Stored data

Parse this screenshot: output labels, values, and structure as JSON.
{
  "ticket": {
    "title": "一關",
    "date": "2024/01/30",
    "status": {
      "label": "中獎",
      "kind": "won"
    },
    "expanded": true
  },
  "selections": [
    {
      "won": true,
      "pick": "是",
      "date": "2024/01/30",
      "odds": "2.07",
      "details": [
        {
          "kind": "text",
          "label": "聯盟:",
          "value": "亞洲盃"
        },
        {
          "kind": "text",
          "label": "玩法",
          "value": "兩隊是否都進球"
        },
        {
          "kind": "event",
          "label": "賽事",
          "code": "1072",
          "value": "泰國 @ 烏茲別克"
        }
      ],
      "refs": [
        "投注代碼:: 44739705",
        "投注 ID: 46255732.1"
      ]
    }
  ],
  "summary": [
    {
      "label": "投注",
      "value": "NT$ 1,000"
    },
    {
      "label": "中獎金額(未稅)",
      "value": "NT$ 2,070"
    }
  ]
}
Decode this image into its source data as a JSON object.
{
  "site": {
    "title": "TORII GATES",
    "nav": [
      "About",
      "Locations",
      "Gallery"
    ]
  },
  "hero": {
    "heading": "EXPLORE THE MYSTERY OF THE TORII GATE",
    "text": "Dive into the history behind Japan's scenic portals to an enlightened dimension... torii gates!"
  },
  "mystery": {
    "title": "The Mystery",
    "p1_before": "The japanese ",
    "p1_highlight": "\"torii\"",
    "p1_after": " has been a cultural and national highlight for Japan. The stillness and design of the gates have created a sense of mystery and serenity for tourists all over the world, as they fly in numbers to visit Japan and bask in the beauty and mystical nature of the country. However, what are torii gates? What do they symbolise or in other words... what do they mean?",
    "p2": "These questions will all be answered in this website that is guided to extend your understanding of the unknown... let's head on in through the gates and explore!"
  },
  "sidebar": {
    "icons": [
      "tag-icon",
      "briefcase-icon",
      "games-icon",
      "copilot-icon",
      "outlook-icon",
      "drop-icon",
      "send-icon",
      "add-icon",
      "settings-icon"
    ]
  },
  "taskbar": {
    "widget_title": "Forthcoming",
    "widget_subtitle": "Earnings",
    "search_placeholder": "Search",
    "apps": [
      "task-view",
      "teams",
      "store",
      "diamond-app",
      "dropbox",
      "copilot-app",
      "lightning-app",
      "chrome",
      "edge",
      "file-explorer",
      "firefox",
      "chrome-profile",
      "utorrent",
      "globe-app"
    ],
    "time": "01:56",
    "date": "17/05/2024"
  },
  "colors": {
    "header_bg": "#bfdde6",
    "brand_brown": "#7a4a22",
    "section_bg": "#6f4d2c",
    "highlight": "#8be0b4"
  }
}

### EXERCISE PROMPT
Return all of the entries exactly as they were supplied.

### PROBLEM SOLUTION
Parse this screenshot: output labels, values, and structure as JSON.
{
  "ticket": {
    "title": "一關",
    "date": "2024/01/30",
    "status": {
      "label": "中獎",
      "kind": "won"
    },
    "expanded": true
  },
  "selections": [
    {
      "won": true,
      "pick": "是",
      "date": "2024/01/30",
      "odds": "2.07",
      "details": [
        {
          "kind": "text",
          "label": "聯盟:",
          "value": "亞洲盃"
        },
        {
          "kind": "text",
          "label": "玩法",
          "value": "兩隊是否都進球"
        },
        {
          "kind": "event",
          "label": "賽事",
          "code": "1072",
          "value": "泰國 @ 烏茲別克"
        }
      ],
      "refs": [
        "投注代碼:: 44739705",
        "投注 ID: 46255732.1"
      ]
    }
  ],
  "summary": [
    {
      "label": "投注",
      "value": "NT$ 1,000"
    },
    {
      "label": "中獎金額(未稅)",
      "value": "NT$ 2,070"
    }
  ]
}
Decode this image into its source data as a JSON object.
{
  "site": {
    "title": "TORII GATES",
    "nav": [
      "About",
      "Locations",
      "Gallery"
    ]
  },
  "hero": {
    "heading": "EXPLORE THE MYSTERY OF THE TORII GATE",
    "text": "Dive into the history behind Japan's scenic portals to an enlightened dimension... torii gates!"
  },
  "mystery": {
    "title": "The Mystery",
    "p1_before": "The japanese ",
    "p1_highlight": "\"torii\"",
    "p1_after": " has been a cultural and national highlight for Japan. The stillness and design of the gates have created a sense of mystery and serenity for tourists all over the world, as they fly in numbers to visit Japan and bask in the beauty and mystical nature of the country. However, what are torii gates? What do they symbolise or in other words... what do they mean?",
    "p2": "These questions will all be answered in this website that is guided to extend your understanding of the unknown... let's head on in through the gates and explore!"
  },
  "sidebar": {
    "icons": [
      "tag-icon",
      "briefcase-icon",
      "games-icon",
      "copilot-icon",
      "outlook-icon",
      "drop-icon",
      "send-icon",
      "add-icon",
      "settings-icon"
    ]
  },
  "taskbar": {
    "widget_title": "Forthcoming",
    "widget_subtitle": "Earnings",
    "search_placeholder": "Search",
    "apps": [
      "task-view",
      "teams",
      "store",
      "diamond-app",
      "dropbox",
      "copilot-app",
      "lightning-app",
      "chrome",
      "edge",
      "file-explorer",
      "firefox",
      "chrome-profile",
      "utorrent",
      "globe-app"
    ],
    "time": "01:56",
    "date": "17/05/2024"
  },
  "colors": {
    "header_bg": "#bfdde6",
    "brand_brown": "#7a4a22",
    "section_bg": "#6f4d2c",
    "highlight": "#8be0b4"
  }
}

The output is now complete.